WHAT YOU WILL DO | Assemble all lines in which the string "perhaps" appears.

SUPPLIED DATA |

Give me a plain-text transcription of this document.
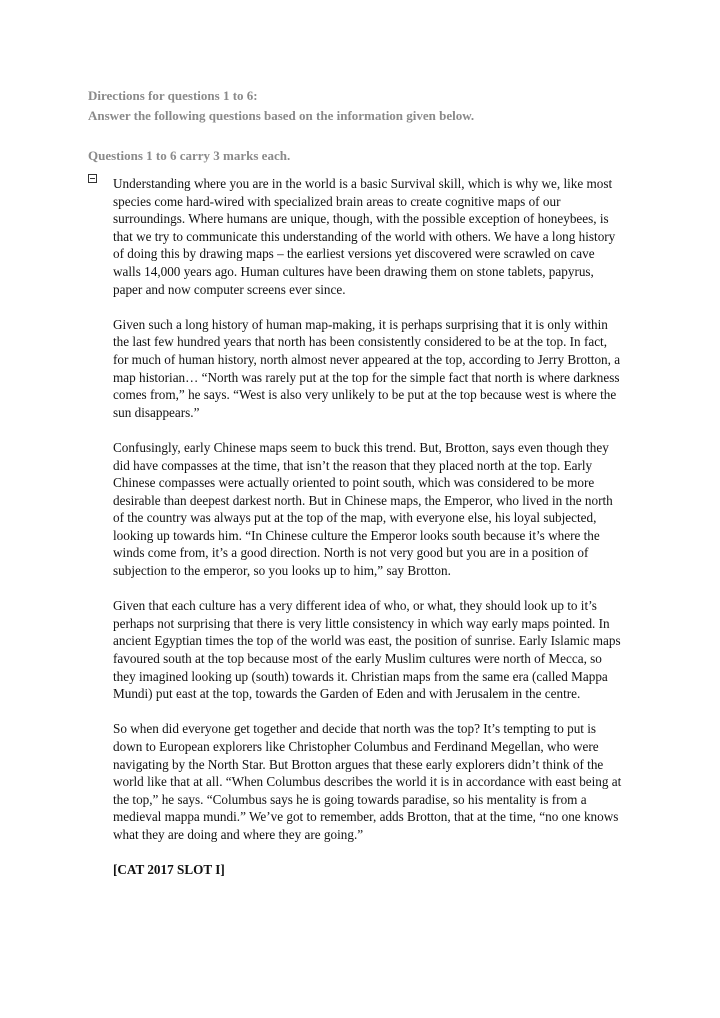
Directions for questions 1 to 6:
Answer the following questions based on the information given below.
Questions 1 to 6 carry 3 marks each.

Understanding where you are in the world is a basic Survival skill, which is why we, like most species come hard-wired with specialized brain areas to create cognitive maps of our surroundings. Where humans are unique, though, with the possible exception of honeybees, is that we try to communicate this understanding of the world with others. We have a long history of doing this by drawing maps – the earliest versions yet discovered were scrawled on cave walls 14,000 years ago. Human cultures have been drawing them on stone tablets, papyrus, paper and now computer screens ever since.

Given such a long history of human map-making, it is perhaps surprising that it is only within the last few hundred years that north has been consistently considered to be at the top. In fact, for much of human history, north almost never appeared at the top, according to Jerry Brotton, a map historian… “North was rarely put at the top for the simple fact that north is where darkness comes from,” he says. “West is also very unlikely to be put at the top because west is where the sun disappears.”

Confusingly, early Chinese maps seem to buck this trend. But, Brotton, says even though they did have compasses at the time, that isn’t the reason that they placed north at the top. Early Chinese compasses were actually oriented to point south, which was considered to be more desirable than deepest darkest north. But in Chinese maps, the Emperor, who lived in the north of the country was always put at the top of the map, with everyone else, his loyal subjected, looking up towards him. “In Chinese culture the Emperor looks south because it’s where the winds come from, it’s a good direction. North is not very good but you are in a position of subjection to the emperor, so you looks up to him,” say Brotton.

Given that each culture has a very different idea of who, or what, they should look up to it’s perhaps not surprising that there is very little consistency in which way early maps pointed. In ancient Egyptian times the top of the world was east, the position of sunrise. Early Islamic maps favoured south at the top because most of the early Muslim cultures were north of Mecca, so they imagined looking up (south) towards it. Christian maps from the same era (called Mappa Mundi) put east at the top, towards the Garden of Eden and with Jerusalem in the centre.

So when did everyone get together and decide that north was the top? It’s tempting to put is down to European explorers like Christopher Columbus and Ferdinand Megellan, who were navigating by the North Star. But Brotton argues that these early explorers didn’t think of the world like that at all. “When Columbus describes the world it is in accordance with east being at the top,” he says. “Columbus says he is going towards paradise, so his mentality is from a medieval mappa mundi.” We’ve got to remember, adds Brotton, that at the time, “no one knows what they are doing and where they are going.”

[CAT 2017 SLOT I]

COMPLETE RESPONSE |
Given such a long history of human map-making, it is perhaps surprising that it is only within the last few hundred years that north has been consistently considered to be at the top. In fact, for much of human history, north almost never appeared at the top, according to Jerry Brotton, a map historian… “North was rarely put at the top for the simple fact that north is where darkness comes from,” he says. “West is also very unlikely to be put at the top because west is where the sun disappears.”
Given that each culture has a very different idea of who, or what, they should look up to it’s perhaps not surprising that there is very little consistency in which way early maps pointed. In ancient Egyptian times the top of the world was east, the position of sunrise. Early Islamic maps favoured south at the top because most of the early Muslim cultures were north of Mecca, so they imagined looking up (south) towards it. Christian maps from the same era (called Mappa Mundi) put east at the top, towards the Garden of Eden and with Jerusalem in the centre.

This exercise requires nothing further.